[Excerpt from a dataset]
»»

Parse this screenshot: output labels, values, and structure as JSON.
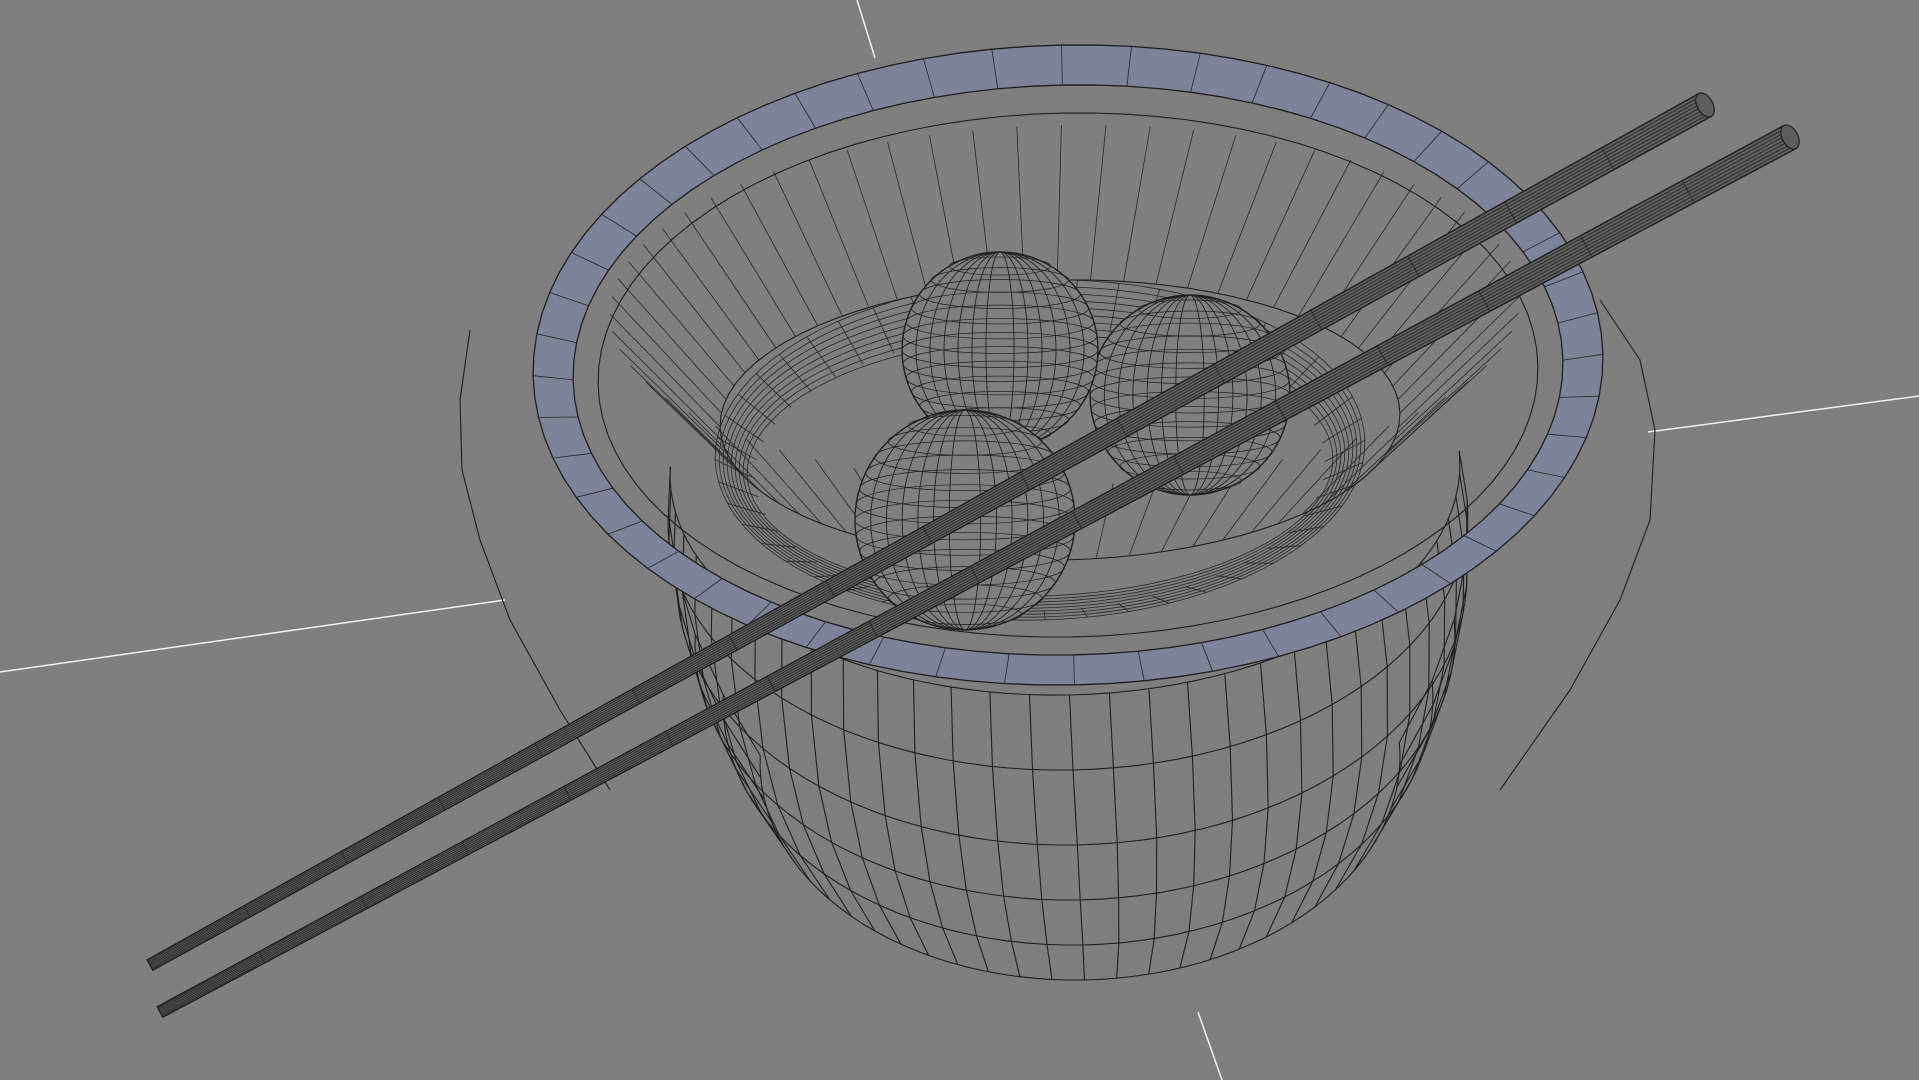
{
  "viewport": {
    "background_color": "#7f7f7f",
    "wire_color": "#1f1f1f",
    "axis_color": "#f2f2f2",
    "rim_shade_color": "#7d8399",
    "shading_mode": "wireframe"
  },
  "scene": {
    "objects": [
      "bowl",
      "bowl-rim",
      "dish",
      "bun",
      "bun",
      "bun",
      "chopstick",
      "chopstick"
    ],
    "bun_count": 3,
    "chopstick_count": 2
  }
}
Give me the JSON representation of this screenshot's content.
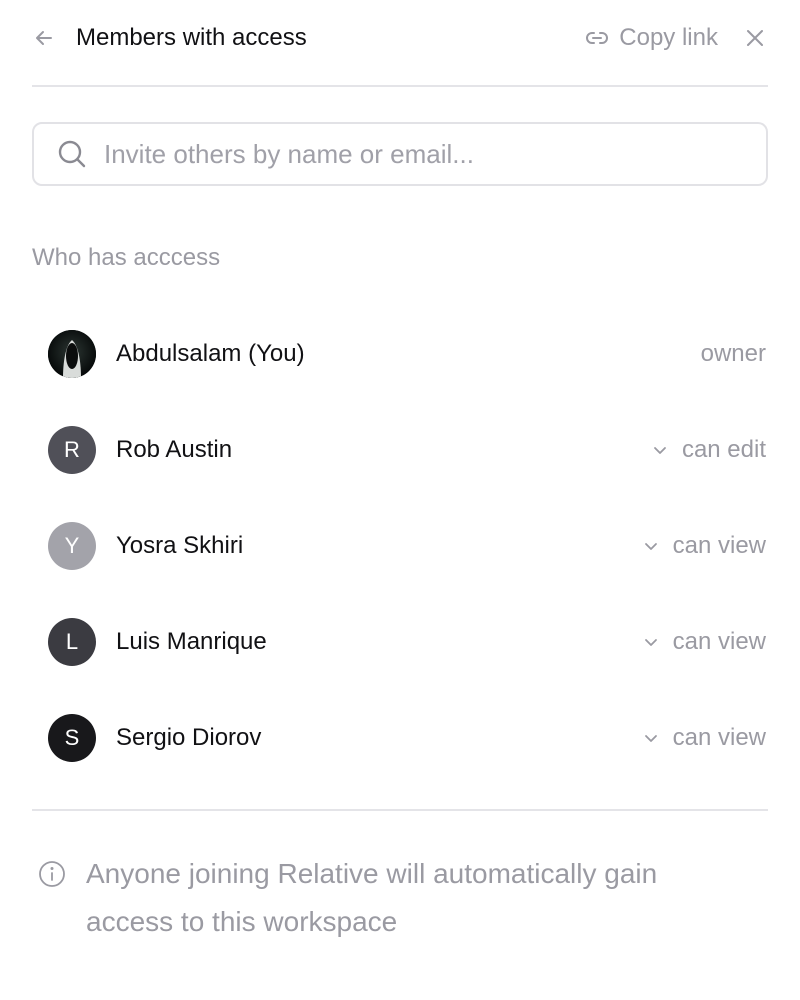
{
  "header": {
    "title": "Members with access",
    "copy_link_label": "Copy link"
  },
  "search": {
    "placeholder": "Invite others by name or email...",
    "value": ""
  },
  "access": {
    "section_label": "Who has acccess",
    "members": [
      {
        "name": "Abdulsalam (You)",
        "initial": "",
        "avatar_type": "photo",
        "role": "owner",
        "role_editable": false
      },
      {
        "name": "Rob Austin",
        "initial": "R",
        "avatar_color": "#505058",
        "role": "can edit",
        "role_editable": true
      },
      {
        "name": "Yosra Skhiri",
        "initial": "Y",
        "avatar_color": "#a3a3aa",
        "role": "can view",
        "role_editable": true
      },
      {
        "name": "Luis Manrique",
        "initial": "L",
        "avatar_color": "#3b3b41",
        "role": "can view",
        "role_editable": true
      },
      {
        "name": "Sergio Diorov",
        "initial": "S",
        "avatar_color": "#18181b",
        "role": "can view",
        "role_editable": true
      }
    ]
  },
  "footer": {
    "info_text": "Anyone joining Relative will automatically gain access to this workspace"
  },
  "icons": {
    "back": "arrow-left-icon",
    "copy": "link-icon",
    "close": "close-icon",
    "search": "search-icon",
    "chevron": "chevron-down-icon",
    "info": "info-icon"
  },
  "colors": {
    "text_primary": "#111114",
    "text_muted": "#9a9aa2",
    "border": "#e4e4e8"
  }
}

««

The exercise
Gather from the records above every line containing the string "name".

Reply to the exercise
    "placeholder": "Invite others by name or email...",
        "name": "Abdulsalam (You)",
        "name": "Rob Austin",
        "name": "Yosra Skhiri",
        "name": "Luis Manrique",
        "name": "Sergio Diorov",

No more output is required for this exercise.